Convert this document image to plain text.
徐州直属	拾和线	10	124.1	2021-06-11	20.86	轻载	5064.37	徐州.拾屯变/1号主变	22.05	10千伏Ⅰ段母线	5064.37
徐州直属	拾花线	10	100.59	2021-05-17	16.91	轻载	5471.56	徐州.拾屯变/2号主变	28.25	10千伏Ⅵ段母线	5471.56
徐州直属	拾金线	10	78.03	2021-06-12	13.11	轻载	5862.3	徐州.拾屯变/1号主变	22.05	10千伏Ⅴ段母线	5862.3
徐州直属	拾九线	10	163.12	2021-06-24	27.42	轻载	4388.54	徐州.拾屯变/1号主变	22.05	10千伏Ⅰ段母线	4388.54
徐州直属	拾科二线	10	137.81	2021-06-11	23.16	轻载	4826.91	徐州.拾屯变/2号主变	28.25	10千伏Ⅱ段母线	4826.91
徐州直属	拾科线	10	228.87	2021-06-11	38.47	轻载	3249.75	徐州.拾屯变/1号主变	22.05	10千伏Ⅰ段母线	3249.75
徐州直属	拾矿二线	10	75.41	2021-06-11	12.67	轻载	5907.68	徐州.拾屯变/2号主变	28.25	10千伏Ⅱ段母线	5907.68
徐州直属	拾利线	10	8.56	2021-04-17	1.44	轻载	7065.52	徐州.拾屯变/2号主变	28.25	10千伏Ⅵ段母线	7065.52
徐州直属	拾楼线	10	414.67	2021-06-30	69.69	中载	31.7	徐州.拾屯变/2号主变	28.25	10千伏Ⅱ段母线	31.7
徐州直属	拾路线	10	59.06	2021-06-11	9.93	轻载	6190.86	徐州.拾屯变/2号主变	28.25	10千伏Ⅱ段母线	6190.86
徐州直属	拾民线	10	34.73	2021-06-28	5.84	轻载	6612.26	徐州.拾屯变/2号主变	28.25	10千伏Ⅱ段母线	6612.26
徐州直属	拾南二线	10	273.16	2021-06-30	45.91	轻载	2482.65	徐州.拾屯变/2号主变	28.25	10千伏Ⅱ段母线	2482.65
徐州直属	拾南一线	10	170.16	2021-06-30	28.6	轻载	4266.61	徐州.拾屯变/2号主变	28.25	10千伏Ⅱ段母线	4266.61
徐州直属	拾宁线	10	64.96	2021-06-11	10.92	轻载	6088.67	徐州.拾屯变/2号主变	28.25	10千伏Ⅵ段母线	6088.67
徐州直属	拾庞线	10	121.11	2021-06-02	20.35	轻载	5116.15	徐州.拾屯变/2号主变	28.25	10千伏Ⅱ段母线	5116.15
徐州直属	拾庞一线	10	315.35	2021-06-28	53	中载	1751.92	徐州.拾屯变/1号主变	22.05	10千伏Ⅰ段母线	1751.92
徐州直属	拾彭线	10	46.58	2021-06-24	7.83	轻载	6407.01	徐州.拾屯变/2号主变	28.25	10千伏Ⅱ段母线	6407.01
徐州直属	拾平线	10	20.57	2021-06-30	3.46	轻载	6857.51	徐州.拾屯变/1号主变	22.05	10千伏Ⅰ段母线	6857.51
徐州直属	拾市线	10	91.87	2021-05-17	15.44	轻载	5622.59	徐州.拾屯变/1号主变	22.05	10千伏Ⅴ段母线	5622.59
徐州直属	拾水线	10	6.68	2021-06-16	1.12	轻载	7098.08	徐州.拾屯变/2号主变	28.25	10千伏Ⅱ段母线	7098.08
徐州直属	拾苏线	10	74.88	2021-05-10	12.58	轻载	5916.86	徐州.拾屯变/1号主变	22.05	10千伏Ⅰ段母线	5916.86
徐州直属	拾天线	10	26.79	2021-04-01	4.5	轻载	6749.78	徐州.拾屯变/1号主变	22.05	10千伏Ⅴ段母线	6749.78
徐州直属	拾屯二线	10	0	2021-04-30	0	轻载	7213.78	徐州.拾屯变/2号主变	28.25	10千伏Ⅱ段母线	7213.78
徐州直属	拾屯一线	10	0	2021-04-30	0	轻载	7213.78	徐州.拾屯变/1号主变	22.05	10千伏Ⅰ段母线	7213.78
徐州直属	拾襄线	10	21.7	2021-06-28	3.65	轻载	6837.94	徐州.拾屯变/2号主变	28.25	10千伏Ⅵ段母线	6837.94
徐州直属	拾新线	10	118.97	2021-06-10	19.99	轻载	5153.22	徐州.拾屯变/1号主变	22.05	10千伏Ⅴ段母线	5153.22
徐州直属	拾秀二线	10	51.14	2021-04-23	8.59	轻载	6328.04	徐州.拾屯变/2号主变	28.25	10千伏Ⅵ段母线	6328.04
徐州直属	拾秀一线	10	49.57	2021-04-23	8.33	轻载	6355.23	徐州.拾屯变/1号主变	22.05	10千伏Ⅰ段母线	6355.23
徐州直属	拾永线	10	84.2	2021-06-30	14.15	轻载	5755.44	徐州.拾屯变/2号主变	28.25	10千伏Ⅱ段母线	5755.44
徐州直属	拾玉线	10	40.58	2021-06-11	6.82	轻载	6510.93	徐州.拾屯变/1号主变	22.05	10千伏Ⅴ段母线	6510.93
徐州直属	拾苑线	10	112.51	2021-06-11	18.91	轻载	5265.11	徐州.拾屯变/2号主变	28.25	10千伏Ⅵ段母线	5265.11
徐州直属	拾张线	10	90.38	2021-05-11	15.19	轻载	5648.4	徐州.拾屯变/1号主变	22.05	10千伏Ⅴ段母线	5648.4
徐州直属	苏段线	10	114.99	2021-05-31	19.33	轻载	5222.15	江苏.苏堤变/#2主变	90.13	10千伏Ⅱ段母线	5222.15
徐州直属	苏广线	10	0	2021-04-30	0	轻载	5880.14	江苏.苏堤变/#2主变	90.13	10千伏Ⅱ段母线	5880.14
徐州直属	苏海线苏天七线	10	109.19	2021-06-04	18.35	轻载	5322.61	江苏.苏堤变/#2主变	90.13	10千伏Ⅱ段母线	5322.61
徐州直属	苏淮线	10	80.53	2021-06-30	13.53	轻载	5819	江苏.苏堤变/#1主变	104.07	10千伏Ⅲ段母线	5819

— Task prompt —
Take the lines above and retype all of them exactly.

— Answer to the exercise —
Convert this document image to plain text.
徐州直属	拾和线	10	124.1	2021-06-11	20.86	轻载	5064.37	徐州.拾屯变/1号主变	22.05	10千伏Ⅰ段母线	5064.37
徐州直属	拾花线	10	100.59	2021-05-17	16.91	轻载	5471.56	徐州.拾屯变/2号主变	28.25	10千伏Ⅵ段母线	5471.56
徐州直属	拾金线	10	78.03	2021-06-12	13.11	轻载	5862.3	徐州.拾屯变/1号主变	22.05	10千伏Ⅴ段母线	5862.3
徐州直属	拾九线	10	163.12	2021-06-24	27.42	轻载	4388.54	徐州.拾屯变/1号主变	22.05	10千伏Ⅰ段母线	4388.54
徐州直属	拾科二线	10	137.81	2021-06-11	23.16	轻载	4826.91	徐州.拾屯变/2号主变	28.25	10千伏Ⅱ段母线	4826.91
徐州直属	拾科线	10	228.87	2021-06-11	38.47	轻载	3249.75	徐州.拾屯变/1号主变	22.05	10千伏Ⅰ段母线	3249.75
徐州直属	拾矿二线	10	75.41	2021-06-11	12.67	轻载	5907.68	徐州.拾屯变/2号主变	28.25	10千伏Ⅱ段母线	5907.68
徐州直属	拾利线	10	8.56	2021-04-17	1.44	轻载	7065.52	徐州.拾屯变/2号主变	28.25	10千伏Ⅵ段母线	7065.52
徐州直属	拾楼线	10	414.67	2021-06-30	69.69	中载	31.7	徐州.拾屯变/2号主变	28.25	10千伏Ⅱ段母线	31.7
徐州直属	拾路线	10	59.06	2021-06-11	9.93	轻载	6190.86	徐州.拾屯变/2号主变	28.25	10千伏Ⅱ段母线	6190.86
徐州直属	拾民线	10	34.73	2021-06-28	5.84	轻载	6612.26	徐州.拾屯变/2号主变	28.25	10千伏Ⅱ段母线	6612.26
徐州直属	拾南二线	10	273.16	2021-06-30	45.91	轻载	2482.65	徐州.拾屯变/2号主变	28.25	10千伏Ⅱ段母线	2482.65
徐州直属	拾南一线	10	170.16	2021-06-30	28.6	轻载	4266.61	徐州.拾屯变/2号主变	28.25	10千伏Ⅱ段母线	4266.61
徐州直属	拾宁线	10	64.96	2021-06-11	10.92	轻载	6088.67	徐州.拾屯变/2号主变	28.25	10千伏Ⅵ段母线	6088.67
徐州直属	拾庞线	10	121.11	2021-06-02	20.35	轻载	5116.15	徐州.拾屯变/2号主变	28.25	10千伏Ⅱ段母线	5116.15
徐州直属	拾庞一线	10	315.35	2021-06-28	53	中载	1751.92	徐州.拾屯变/1号主变	22.05	10千伏Ⅰ段母线	1751.92
徐州直属	拾彭线	10	46.58	2021-06-24	7.83	轻载	6407.01	徐州.拾屯变/2号主变	28.25	10千伏Ⅱ段母线	6407.01
徐州直属	拾平线	10	20.57	2021-06-30	3.46	轻载	6857.51	徐州.拾屯变/1号主变	22.05	10千伏Ⅰ段母线	6857.51
徐州直属	拾市线	10	91.87	2021-05-17	15.44	轻载	5622.59	徐州.拾屯变/1号主变	22.05	10千伏Ⅴ段母线	5622.59
徐州直属	拾水线	10	6.68	2021-06-16	1.12	轻载	7098.08	徐州.拾屯变/2号主变	28.25	10千伏Ⅱ段母线	7098.08
徐州直属	拾苏线	10	74.88	2021-05-10	12.58	轻载	5916.86	徐州.拾屯变/1号主变	22.05	10千伏Ⅰ段母线	5916.86
徐州直属	拾天线	10	26.79	2021-04-01	4.5	轻载	6749.78	徐州.拾屯变/1号主变	22.05	10千伏Ⅴ段母线	6749.78
徐州直属	拾屯二线	10	0	2021-04-30	0	轻载	7213.78	徐州.拾屯变/2号主变	28.25	10千伏Ⅱ段母线	7213.78
徐州直属	拾屯一线	10	0	2021-04-30	0	轻载	7213.78	徐州.拾屯变/1号主变	22.05	10千伏Ⅰ段母线	7213.78
徐州直属	拾襄线	10	21.7	2021-06-28	3.65	轻载	6837.94	徐州.拾屯变/2号主变	28.25	10千伏Ⅵ段母线	6837.94
徐州直属	拾新线	10	118.97	2021-06-10	19.99	轻载	5153.22	徐州.拾屯变/1号主变	22.05	10千伏Ⅴ段母线	5153.22
徐州直属	拾秀二线	10	51.14	2021-04-23	8.59	轻载	6328.04	徐州.拾屯变/2号主变	28.25	10千伏Ⅵ段母线	6328.04
徐州直属	拾秀一线	10	49.57	2021-04-23	8.33	轻载	6355.23	徐州.拾屯变/1号主变	22.05	10千伏Ⅰ段母线	6355.23
徐州直属	拾永线	10	84.2	2021-06-30	14.15	轻载	5755.44	徐州.拾屯变/2号主变	28.25	10千伏Ⅱ段母线	5755.44
徐州直属	拾玉线	10	40.58	2021-06-11	6.82	轻载	6510.93	徐州.拾屯变/1号主变	22.05	10千伏Ⅴ段母线	6510.93
徐州直属	拾苑线	10	112.51	2021-06-11	18.91	轻载	5265.11	徐州.拾屯变/2号主变	28.25	10千伏Ⅵ段母线	5265.11
徐州直属	拾张线	10	90.38	2021-05-11	15.19	轻载	5648.4	徐州.拾屯变/1号主变	22.05	10千伏Ⅴ段母线	5648.4
徐州直属	苏段线	10	114.99	2021-05-31	19.33	轻载	5222.15	江苏.苏堤变/#2主变	90.13	10千伏Ⅱ段母线	5222.15
徐州直属	苏广线	10	0	2021-04-30	0	轻载	5880.14	江苏.苏堤变/#2主变	90.13	10千伏Ⅱ段母线	5880.14
徐州直属	苏海线苏天七线	10	109.19	2021-06-04	18.35	轻载	5322.61	江苏.苏堤变/#2主变	90.13	10千伏Ⅱ段母线	5322.61
徐州直属	苏淮线	10	80.53	2021-06-30	13.53	轻载	5819	江苏.苏堤变/#1主变	104.07	10千伏Ⅲ段母线	5819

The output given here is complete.